All the data below goes into the copy word for word, but the pictures don't.

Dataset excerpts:

==========

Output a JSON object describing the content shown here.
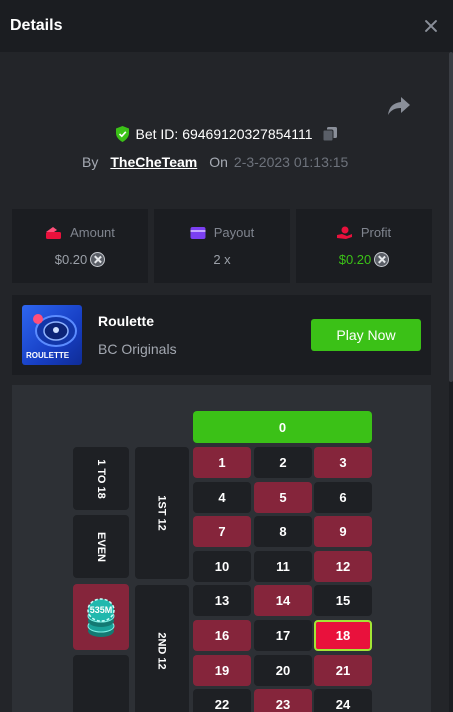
{
  "header": {
    "title": "Details"
  },
  "bet": {
    "id_text": "Bet ID: 69469120327854111",
    "by_label": "By",
    "user": "TheCheTeam",
    "on_label": "On",
    "date": "2-3-2023 01:13:15"
  },
  "stats": {
    "amount": {
      "label": "Amount",
      "value": "$0.20",
      "icon": "wallet-icon"
    },
    "payout": {
      "label": "Payout",
      "value": "2 x",
      "icon": "card-icon"
    },
    "profit": {
      "label": "Profit",
      "value": "$0.20",
      "icon": "hand-coin-icon"
    }
  },
  "game": {
    "thumb_label": "ROULETTE",
    "name": "Roulette",
    "provider": "BC Originals",
    "play_label": "Play Now"
  },
  "board": {
    "zero": "0",
    "side_labels": {
      "low": "1 TO 18",
      "even": "EVEN",
      "dozen1": "1ST 12",
      "dozen2": "2ND 12"
    },
    "chip_label": "535M",
    "selected_number": "18",
    "rows": [
      [
        {
          "n": "1",
          "c": "red"
        },
        {
          "n": "2",
          "c": "black"
        },
        {
          "n": "3",
          "c": "red"
        }
      ],
      [
        {
          "n": "4",
          "c": "black"
        },
        {
          "n": "5",
          "c": "red"
        },
        {
          "n": "6",
          "c": "black"
        }
      ],
      [
        {
          "n": "7",
          "c": "red"
        },
        {
          "n": "8",
          "c": "black"
        },
        {
          "n": "9",
          "c": "red"
        }
      ],
      [
        {
          "n": "10",
          "c": "black"
        },
        {
          "n": "11",
          "c": "black"
        },
        {
          "n": "12",
          "c": "red"
        }
      ],
      [
        {
          "n": "13",
          "c": "black"
        },
        {
          "n": "14",
          "c": "red"
        },
        {
          "n": "15",
          "c": "black"
        }
      ],
      [
        {
          "n": "16",
          "c": "red"
        },
        {
          "n": "17",
          "c": "black"
        },
        {
          "n": "18",
          "c": "red"
        }
      ],
      [
        {
          "n": "19",
          "c": "red"
        },
        {
          "n": "20",
          "c": "black"
        },
        {
          "n": "21",
          "c": "red"
        }
      ],
      [
        {
          "n": "22",
          "c": "black"
        },
        {
          "n": "23",
          "c": "red"
        },
        {
          "n": "24",
          "c": "black"
        }
      ]
    ]
  },
  "colors": {
    "accent_green": "#3bc117",
    "red_cell": "#85253b",
    "selected": "#e9113c"
  }
}
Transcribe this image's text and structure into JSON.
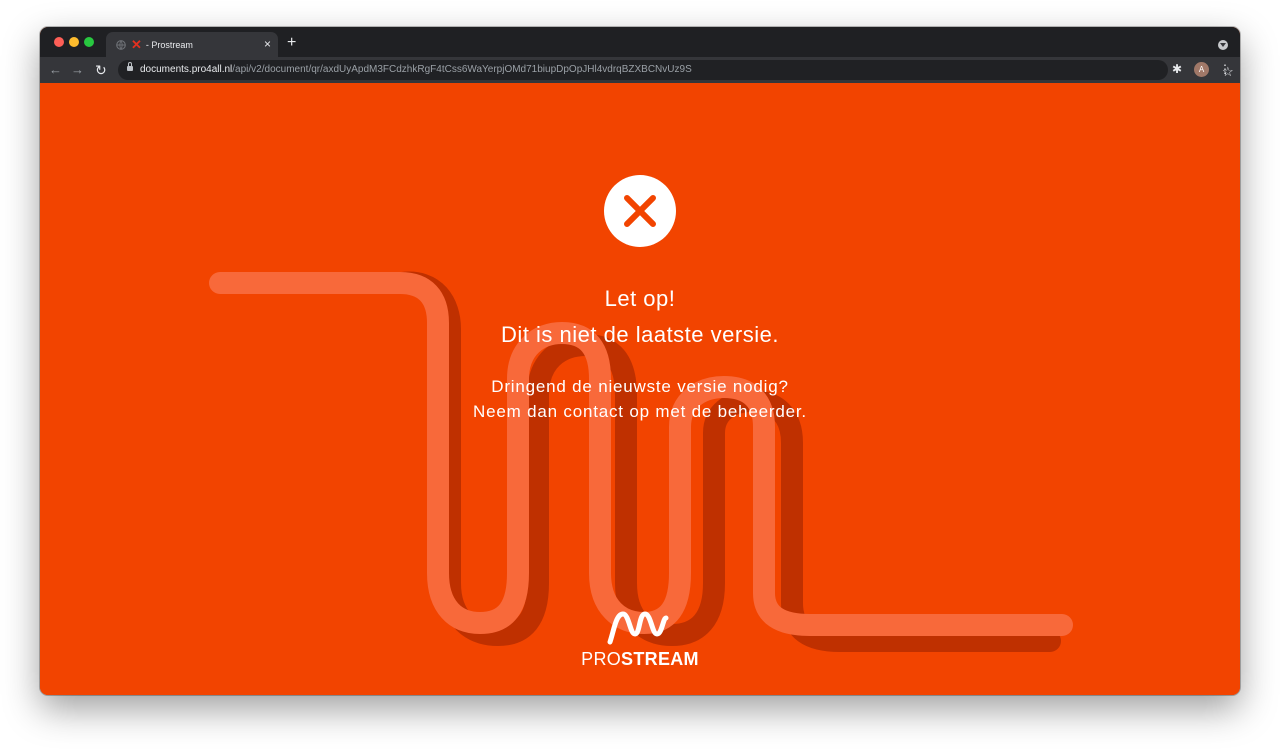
{
  "browser": {
    "tab": {
      "title": "- Prostream",
      "close_glyph": "×",
      "favicon_icon": "red-x-icon"
    },
    "new_tab_glyph": "+",
    "nav": {
      "back_glyph": "←",
      "forward_glyph": "→",
      "reload_glyph": "↻"
    },
    "address_bar": {
      "host": "documents.pro4all.nl",
      "path": "/api/v2/document/qr/axdUyApdM3FCdzhkRgF4tCss6WaYerpjOMd71biupDpOpJHl4vdrqBZXBCNvUz9S"
    },
    "bookmark_glyph": "☆",
    "extensions_glyph": "✱",
    "profile_initial": "A",
    "menu_glyph": "⋮"
  },
  "page": {
    "error_icon": "close-icon",
    "heading_line1": "Let op!",
    "heading_line2": "Dit is niet de laatste versie.",
    "message_line1": "Dringend de nieuwste versie nodig?",
    "message_line2": "Neem dan contact op met de beheerder.",
    "brand": {
      "light": "PRO",
      "bold": "STREAM"
    }
  },
  "colors": {
    "page_background": "#f24400",
    "ribbon": "#f8693a",
    "ribbon_shadow": "#bf3000",
    "text": "#ffffff",
    "browser_frame": "#202124",
    "tab_background": "#35363a"
  }
}
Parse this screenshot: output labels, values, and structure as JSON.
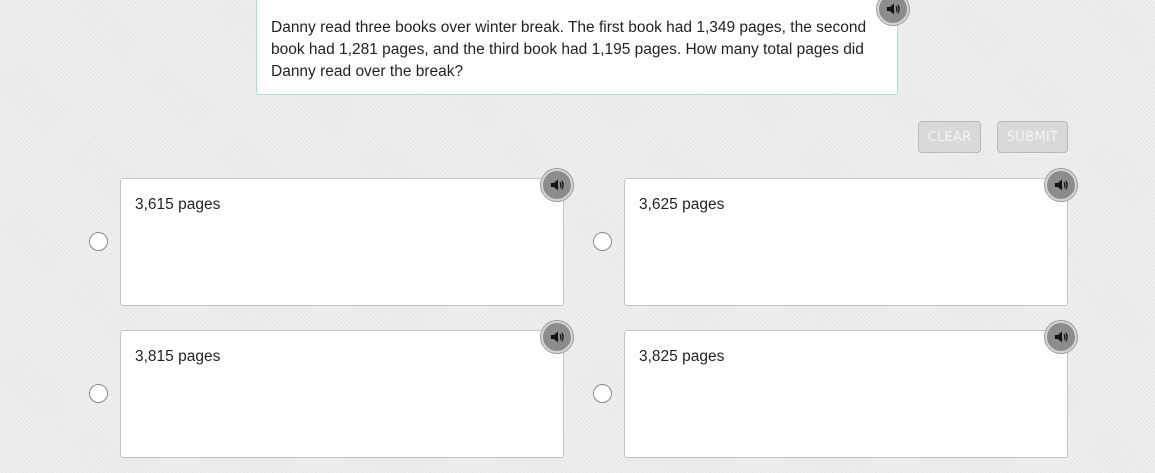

==========

OUTPUT BELOW:
Output a JSON object describing the content shown here.
{
  "header": {
    "title": "Details"
  },
  "bet": {
    "id_text": "Bet ID: 69469120327854111",
    "by_label": "By",
    "user": "TheCheTeam",
    "on_label": "On",
    "date": "2-3-2023 01:13:15"
  },
  "stats": {
    "amount": {
      "label": "Amount",
      "value": "$0.20",
      "icon": "wallet-icon"
    },
    "payout": {
      "label": "Payout",
      "value": "2 x",
      "icon": "card-icon"
    },
    "profit": {
      "label": "Profit",
      "value": "$0.20",
      "icon": "hand-coin-icon"
    }
  },
  "game": {
    "thumb_label": "ROULETTE",
    "name": "Roulette",
    "provider": "BC Originals",
    "play_label": "Play Now"
  },
  "board": {
    "zero": "0",
    "side_labels": {
      "low": "1 TO 18",
      "even": "EVEN",
      "dozen1": "1ST 12",
      "dozen2": "2ND 12"
    },
    "chip_label": "535M",
    "selected_number": "18",
    "rows": [
      [
        {
          "n": "1",
          "c": "red"
        },
        {
          "n": "2",
          "c": "black"
        },
        {
          "n": "3",
          "c": "red"
        }
      ],
      [
        {
          "n": "4",
          "c": "black"
        },
        {
          "n": "5",
          "c": "red"
        },
        {
          "n": "6",
          "c": "black"
        }
      ],
      [
        {
          "n": "7",
          "c": "red"
        },
        {
          "n": "8",
          "c": "black"
        },
        {
          "n": "9",
          "c": "red"
        }
      ],
      [
        {
          "n": "10",
          "c": "black"
        },
        {
          "n": "11",
          "c": "black"
        },
        {
          "n": "12",
          "c": "red"
        }
      ],
      [
        {
          "n": "13",
          "c": "black"
        },
        {
          "n": "14",
          "c": "red"
        },
        {
          "n": "15",
          "c": "black"
        }
      ],
      [
        {
          "n": "16",
          "c": "red"
        },
        {
          "n": "17",
          "c": "black"
        },
        {
          "n": "18",
          "c": "red"
        }
      ],
      [
        {
          "n": "19",
          "c": "red"
        },
        {
          "n": "20",
          "c": "black"
        },
        {
          "n": "21",
          "c": "red"
        }
      ],
      [
        {
          "n": "22",
          "c": "black"
        },
        {
          "n": "23",
          "c": "red"
        },
        {
          "n": "24",
          "c": "black"
        }
      ]
    ]
  },
  "colors": {
    "accent_green": "#3bc117",
    "red_cell": "#85253b",
    "selected": "#e9113c"
  }
}
Transcribe this image's text and structure into JSON.
{
  "browser": {
    "tab": {
      "title": "- Prostream",
      "close_glyph": "×",
      "favicon_icon": "red-x-icon"
    },
    "new_tab_glyph": "+",
    "nav": {
      "back_glyph": "←",
      "forward_glyph": "→",
      "reload_glyph": "↻"
    },
    "address_bar": {
      "host": "documents.pro4all.nl",
      "path": "/api/v2/document/qr/axdUyApdM3FCdzhkRgF4tCss6WaYerpjOMd71biupDpOpJHl4vdrqBZXBCNvUz9S"
    },
    "bookmark_glyph": "☆",
    "extensions_glyph": "✱",
    "profile_initial": "A",
    "menu_glyph": "⋮"
  },
  "page": {
    "error_icon": "close-icon",
    "heading_line1": "Let op!",
    "heading_line2": "Dit is niet de laatste versie.",
    "message_line1": "Dringend de nieuwste versie nodig?",
    "message_line2": "Neem dan contact op met de beheerder.",
    "brand": {
      "light": "PRO",
      "bold": "STREAM"
    }
  },
  "colors": {
    "page_background": "#f24400",
    "ribbon": "#f8693a",
    "ribbon_shadow": "#bf3000",
    "text": "#ffffff",
    "browser_frame": "#202124",
    "tab_background": "#35363a"
  }
}
Parse this screenshot: output labels, values, and structure as JSON.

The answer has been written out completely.